■ **Task instructions**
Go through the material below and copy each line where the word "kierowania" appears.

***

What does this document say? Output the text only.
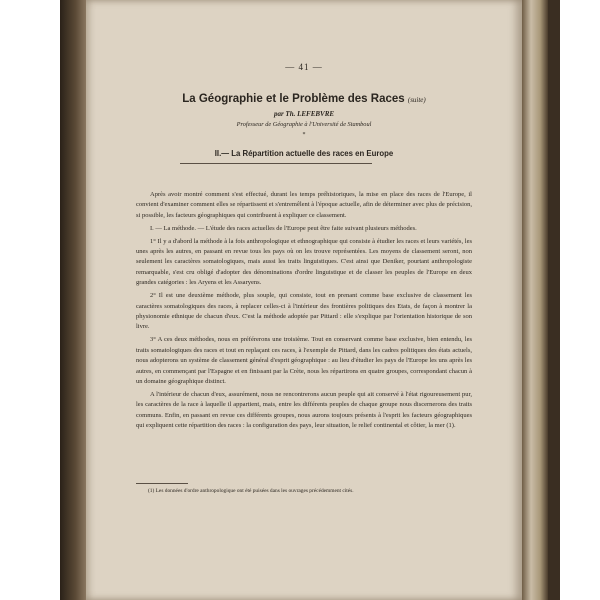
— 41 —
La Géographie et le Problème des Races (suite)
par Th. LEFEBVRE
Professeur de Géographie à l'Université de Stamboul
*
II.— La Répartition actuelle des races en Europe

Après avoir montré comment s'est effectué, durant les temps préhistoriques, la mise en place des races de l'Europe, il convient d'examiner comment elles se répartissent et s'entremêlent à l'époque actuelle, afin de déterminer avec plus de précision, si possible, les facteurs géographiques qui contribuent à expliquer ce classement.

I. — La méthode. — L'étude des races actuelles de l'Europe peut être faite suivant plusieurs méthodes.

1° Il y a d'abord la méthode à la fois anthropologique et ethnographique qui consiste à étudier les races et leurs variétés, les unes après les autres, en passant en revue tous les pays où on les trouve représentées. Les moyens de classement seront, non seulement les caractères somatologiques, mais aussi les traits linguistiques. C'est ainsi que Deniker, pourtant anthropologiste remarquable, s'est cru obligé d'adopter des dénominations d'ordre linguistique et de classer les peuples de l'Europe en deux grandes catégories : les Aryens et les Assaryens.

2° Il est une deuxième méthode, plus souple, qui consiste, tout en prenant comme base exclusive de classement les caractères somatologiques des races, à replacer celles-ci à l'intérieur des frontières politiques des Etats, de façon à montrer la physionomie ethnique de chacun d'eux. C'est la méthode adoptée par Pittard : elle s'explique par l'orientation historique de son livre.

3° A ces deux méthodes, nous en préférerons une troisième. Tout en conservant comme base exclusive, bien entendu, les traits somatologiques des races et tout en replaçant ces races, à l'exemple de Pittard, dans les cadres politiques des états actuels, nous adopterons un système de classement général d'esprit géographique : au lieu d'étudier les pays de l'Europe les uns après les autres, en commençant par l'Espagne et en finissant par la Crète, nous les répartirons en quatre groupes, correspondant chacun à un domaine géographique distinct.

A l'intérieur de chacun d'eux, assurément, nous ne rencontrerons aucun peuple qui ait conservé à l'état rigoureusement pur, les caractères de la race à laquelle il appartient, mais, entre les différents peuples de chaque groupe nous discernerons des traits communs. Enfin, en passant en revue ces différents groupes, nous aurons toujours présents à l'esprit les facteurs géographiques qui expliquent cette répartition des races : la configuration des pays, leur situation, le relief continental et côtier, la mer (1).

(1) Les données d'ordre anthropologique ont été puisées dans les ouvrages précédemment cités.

***

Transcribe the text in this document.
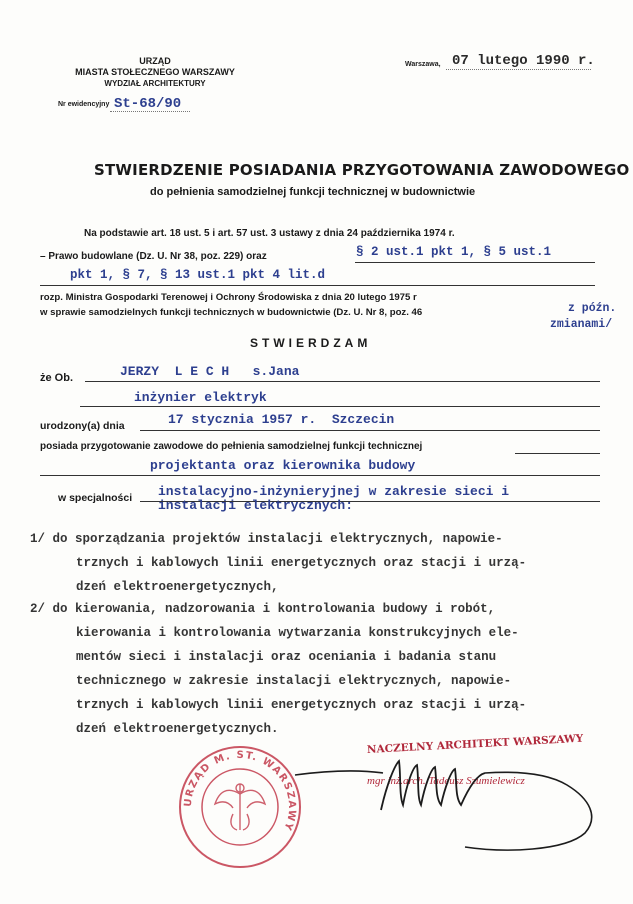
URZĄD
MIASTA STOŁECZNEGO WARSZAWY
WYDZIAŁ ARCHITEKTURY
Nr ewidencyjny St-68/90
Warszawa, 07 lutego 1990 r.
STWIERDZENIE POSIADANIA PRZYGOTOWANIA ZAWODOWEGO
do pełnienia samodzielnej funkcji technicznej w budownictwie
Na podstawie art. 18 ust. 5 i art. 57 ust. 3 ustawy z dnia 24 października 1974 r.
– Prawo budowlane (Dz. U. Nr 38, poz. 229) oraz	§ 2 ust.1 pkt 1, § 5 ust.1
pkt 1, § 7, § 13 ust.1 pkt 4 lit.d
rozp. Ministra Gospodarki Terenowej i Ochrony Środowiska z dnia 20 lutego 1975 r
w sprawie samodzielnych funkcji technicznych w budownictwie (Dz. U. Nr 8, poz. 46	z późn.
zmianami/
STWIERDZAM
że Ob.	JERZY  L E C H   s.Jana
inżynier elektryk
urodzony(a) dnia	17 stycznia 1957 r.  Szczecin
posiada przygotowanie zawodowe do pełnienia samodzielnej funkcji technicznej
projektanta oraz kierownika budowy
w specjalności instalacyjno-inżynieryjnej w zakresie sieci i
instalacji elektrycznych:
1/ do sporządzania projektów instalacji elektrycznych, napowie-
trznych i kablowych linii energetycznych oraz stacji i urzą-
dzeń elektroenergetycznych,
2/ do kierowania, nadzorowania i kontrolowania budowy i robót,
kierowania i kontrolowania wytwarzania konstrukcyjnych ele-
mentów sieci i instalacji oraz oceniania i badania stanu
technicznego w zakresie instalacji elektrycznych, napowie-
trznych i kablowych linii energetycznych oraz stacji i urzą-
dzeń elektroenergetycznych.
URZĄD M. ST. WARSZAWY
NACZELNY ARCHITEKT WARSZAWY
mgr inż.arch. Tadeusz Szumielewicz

***

■ **Answer to the task**
2/ do kierowania, nadzorowania i kontrolowania budowy i robót,
kierowania i kontrolowania wytwarzania konstrukcyjnych ele-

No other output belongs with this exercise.